Exercícios:
A. Transcreva do texto sobre o Memorial de Aires o trecho que começa em "Suscitou-me certa feita" e segue até "Memorial de Aires.".
B. Dê continuidade ao texto sobre o Memorial de Aires, começando logo após a última frase apresentada.
═════ Texto de leitura ═════
Suscitou-me certa feita de que deveria eu incluir nos meus legados um memorial para meus descedentes e amigos ainda que, bem poucos. A inspiração não veio ao acaso. Estando eu terminando a leitura de Esaú e Jacó, obra-prima Machadiana, senti-me estimulado à escrita de um memorial tal qual aquele citado pelo autor em sua obra. "Nos lazeres do ofício escrevia o Memorial, que apesar das páginas mortas ou escuras, apenas daria (e talvez dê) para matar o tempo da barca de Petrópolis". Revirando meus alfarrábios, para o meu deleite, encontrei o tal livro: Memorial de Aires.
Já faz alguns dias que, entre uma e outra viagem de metró na metrópole paulistana, quiçá fosse a barca de Petrópolis, venho lendo o memorial e hoje, exatamente hoje me dei conta de que estava lendo os acontecimentos do mesmo dia e do mesmo mês que ocorreram com o Conselheiro Aires, porém no ano de 1888. Aqui vão minhas letras - não mortas ou escuras, ainda vivas, talvez para sempre!
═════ Entradas extraídas ═════
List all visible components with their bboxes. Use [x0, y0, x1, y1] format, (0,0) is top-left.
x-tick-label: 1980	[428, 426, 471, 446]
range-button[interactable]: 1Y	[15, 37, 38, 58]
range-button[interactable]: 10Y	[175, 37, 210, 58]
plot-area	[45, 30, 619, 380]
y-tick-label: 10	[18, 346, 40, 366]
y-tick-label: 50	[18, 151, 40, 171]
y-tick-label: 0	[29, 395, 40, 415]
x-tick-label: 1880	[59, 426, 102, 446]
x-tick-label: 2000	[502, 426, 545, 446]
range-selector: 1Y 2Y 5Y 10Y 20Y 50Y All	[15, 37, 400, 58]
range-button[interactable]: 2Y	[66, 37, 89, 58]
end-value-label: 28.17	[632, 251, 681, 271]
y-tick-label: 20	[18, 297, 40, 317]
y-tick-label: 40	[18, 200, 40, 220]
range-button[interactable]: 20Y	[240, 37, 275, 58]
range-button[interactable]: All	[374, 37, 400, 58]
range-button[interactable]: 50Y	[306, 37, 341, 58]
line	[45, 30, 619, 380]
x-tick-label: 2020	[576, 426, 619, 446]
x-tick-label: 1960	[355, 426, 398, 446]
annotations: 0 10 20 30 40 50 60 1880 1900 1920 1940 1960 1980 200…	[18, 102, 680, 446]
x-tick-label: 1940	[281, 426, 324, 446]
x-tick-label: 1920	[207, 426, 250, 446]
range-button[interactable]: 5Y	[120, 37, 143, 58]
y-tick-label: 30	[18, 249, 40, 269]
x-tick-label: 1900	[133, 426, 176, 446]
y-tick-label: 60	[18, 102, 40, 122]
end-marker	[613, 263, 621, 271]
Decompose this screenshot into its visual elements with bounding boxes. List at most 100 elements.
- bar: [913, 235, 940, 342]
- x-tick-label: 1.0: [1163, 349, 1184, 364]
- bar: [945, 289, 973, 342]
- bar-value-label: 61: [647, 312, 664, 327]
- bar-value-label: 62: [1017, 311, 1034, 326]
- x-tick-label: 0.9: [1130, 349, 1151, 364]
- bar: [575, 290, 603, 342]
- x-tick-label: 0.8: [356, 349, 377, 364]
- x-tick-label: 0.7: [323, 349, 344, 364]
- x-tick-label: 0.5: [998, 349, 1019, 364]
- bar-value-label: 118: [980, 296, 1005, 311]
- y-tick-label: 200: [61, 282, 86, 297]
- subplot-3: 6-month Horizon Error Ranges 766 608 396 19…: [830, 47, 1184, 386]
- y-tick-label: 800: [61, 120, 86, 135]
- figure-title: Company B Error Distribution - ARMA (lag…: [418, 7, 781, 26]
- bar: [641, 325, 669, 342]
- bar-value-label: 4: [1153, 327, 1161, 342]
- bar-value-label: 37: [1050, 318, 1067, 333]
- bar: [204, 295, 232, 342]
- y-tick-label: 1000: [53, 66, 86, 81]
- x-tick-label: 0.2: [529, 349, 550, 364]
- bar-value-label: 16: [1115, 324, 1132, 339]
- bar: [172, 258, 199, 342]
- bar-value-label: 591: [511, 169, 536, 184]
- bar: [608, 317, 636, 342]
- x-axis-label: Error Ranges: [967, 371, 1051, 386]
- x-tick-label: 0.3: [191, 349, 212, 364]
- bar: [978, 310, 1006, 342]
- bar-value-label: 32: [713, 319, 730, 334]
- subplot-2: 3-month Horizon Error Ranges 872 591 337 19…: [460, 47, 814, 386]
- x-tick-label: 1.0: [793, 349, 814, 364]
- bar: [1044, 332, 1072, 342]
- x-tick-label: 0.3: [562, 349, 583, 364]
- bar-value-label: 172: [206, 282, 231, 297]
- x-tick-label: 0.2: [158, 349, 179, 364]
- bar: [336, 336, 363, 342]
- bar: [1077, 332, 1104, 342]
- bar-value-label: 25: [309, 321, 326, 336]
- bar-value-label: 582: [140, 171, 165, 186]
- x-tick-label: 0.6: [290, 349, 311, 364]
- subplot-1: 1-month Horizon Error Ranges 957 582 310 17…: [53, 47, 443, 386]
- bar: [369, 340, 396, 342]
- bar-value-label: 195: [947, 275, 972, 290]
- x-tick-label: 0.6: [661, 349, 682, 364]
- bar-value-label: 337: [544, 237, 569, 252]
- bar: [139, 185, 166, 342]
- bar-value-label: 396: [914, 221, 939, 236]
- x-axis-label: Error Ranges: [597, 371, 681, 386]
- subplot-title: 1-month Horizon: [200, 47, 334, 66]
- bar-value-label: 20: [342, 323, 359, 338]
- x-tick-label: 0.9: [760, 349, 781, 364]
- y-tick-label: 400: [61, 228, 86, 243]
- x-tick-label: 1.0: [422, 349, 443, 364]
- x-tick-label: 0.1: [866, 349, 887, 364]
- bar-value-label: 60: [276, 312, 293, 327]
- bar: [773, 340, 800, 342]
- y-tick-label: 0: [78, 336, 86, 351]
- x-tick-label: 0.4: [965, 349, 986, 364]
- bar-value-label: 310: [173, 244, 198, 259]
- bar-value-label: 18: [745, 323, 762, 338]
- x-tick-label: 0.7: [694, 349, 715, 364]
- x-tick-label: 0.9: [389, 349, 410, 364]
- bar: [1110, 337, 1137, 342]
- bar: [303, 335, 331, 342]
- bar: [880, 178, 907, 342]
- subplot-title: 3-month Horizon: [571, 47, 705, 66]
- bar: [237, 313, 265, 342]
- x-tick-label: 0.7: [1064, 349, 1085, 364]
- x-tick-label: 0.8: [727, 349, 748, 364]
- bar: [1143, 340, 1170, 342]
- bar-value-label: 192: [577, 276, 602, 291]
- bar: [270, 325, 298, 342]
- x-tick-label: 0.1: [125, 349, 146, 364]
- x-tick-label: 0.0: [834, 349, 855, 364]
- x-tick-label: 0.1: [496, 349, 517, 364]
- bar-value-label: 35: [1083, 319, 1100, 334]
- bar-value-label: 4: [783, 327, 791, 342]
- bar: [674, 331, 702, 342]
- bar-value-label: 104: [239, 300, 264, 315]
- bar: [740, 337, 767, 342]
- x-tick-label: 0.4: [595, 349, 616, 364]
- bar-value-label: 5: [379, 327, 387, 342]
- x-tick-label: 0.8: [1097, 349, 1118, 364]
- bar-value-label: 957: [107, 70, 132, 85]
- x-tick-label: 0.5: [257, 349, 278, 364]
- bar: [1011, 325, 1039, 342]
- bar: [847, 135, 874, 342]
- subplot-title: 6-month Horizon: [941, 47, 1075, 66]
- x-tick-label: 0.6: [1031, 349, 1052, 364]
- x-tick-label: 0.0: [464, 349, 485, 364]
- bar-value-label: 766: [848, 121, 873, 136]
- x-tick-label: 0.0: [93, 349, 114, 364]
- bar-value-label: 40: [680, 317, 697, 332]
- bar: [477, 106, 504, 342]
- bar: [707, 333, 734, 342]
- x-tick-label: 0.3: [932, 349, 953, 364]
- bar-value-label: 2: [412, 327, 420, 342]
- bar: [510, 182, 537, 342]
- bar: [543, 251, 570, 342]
═════
Respostas:
A.
Suscitou-me certa feita de que deveria eu incluir nos meus legados um memorial para meus descedentes e amigos ainda que, bem poucos. A inspiração não veio ao acaso. Estando eu terminando a leitura de Esaú e Jacó, obra-prima Machadiana, senti-me estimulado à escrita de um memorial tal qual aquele citado pelo autor em sua obra. "Nos lazeres do ofício escrevia o Memorial, que apesar das páginas mortas ou escuras, apenas daria (e talvez dê) para matar o tempo da barca de Petrópolis". Revirando meus alfarrábios, para o meu deleite, encontrei o tal livro: Memorial de Aires.

B.
J Brito
2008
12 de maio
Já fazia algum tempo que não me vinham inspirações, tais como essa e para não perdê-la, transcrevo-a "ipis líteres" mais adiante, porém não como chegou à minha imaginação, pois devido à falta do exercício da escrita, levei um certo tempo para apará-la. Contudo, leitor, talvez não lhe sirva para nada, mas se servir, tome-a: "A riqueza se compara à superfície do mar que ao sabor do vento se acumula e logo se vai, tudo, tudo, volta-se como era antes, tudo plano tal como um grande espelho, como se o vento não existisse."
Com efeito, me apossei de uma frase Machadiana, que a mim serviu: "As palavras podem dar sentido à dor e podem produzir um efeito calmante sobre ela". Creio que o seu autor não lhe desse tanta importància assim quando as transcreveu para o papel, mas para mim me caíram muito bem, de modo que já sinto seus efeitos, ainda que miúdas e rareadas palavras, transcristas sobre um papel do século XIX.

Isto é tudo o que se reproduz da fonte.